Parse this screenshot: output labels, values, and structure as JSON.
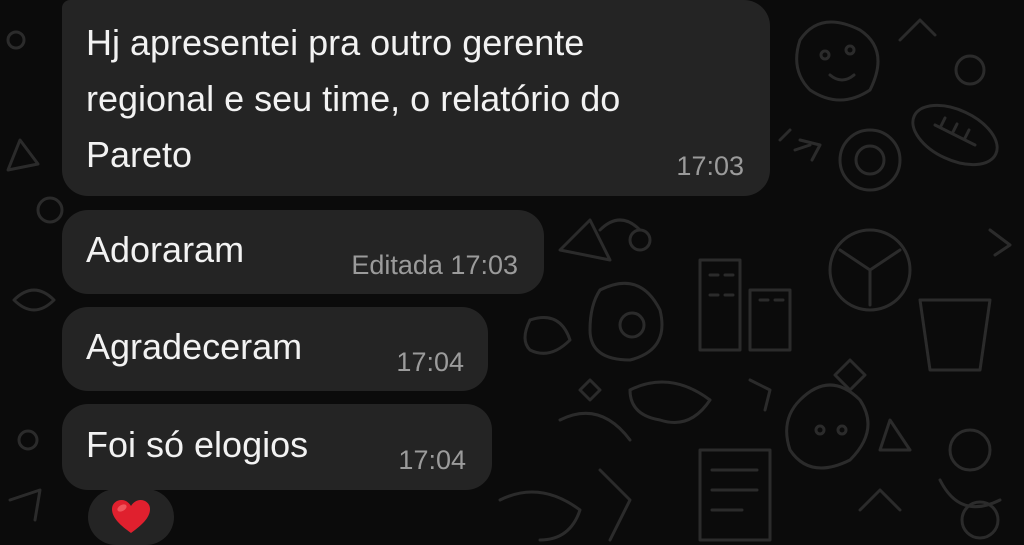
{
  "messages": [
    {
      "text": "Hj apresentei pra outro gerente\nregional e seu time, o relatório do\nPareto",
      "edited": "",
      "time": "17:03"
    },
    {
      "text": "Adoraram",
      "edited": "Editada",
      "time": "17:03"
    },
    {
      "text": "Agradeceram",
      "edited": "",
      "time": "17:04"
    },
    {
      "text": "Foi só elogios",
      "edited": "",
      "time": "17:04"
    }
  ],
  "reaction": {
    "icon": "heart-icon",
    "color": "#e0202e"
  },
  "colors": {
    "background": "#0b0b0b",
    "bubble": "#242424",
    "text": "#f2f2f2",
    "meta": "#9b9b9b",
    "doodle": "#2b2b2b"
  }
}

▶ [Stated problem] Pull every line holding "text" out of the records.

▶ [Exercise solution]
      "text": "Hj apresentei pra outro gerente\nregional e seu time, o relatório do\nPareto",
      "text": "Adoraram",
      "text": "Agradeceram",
      "text": "Foi só elogios",
    "text": "#f2f2f2",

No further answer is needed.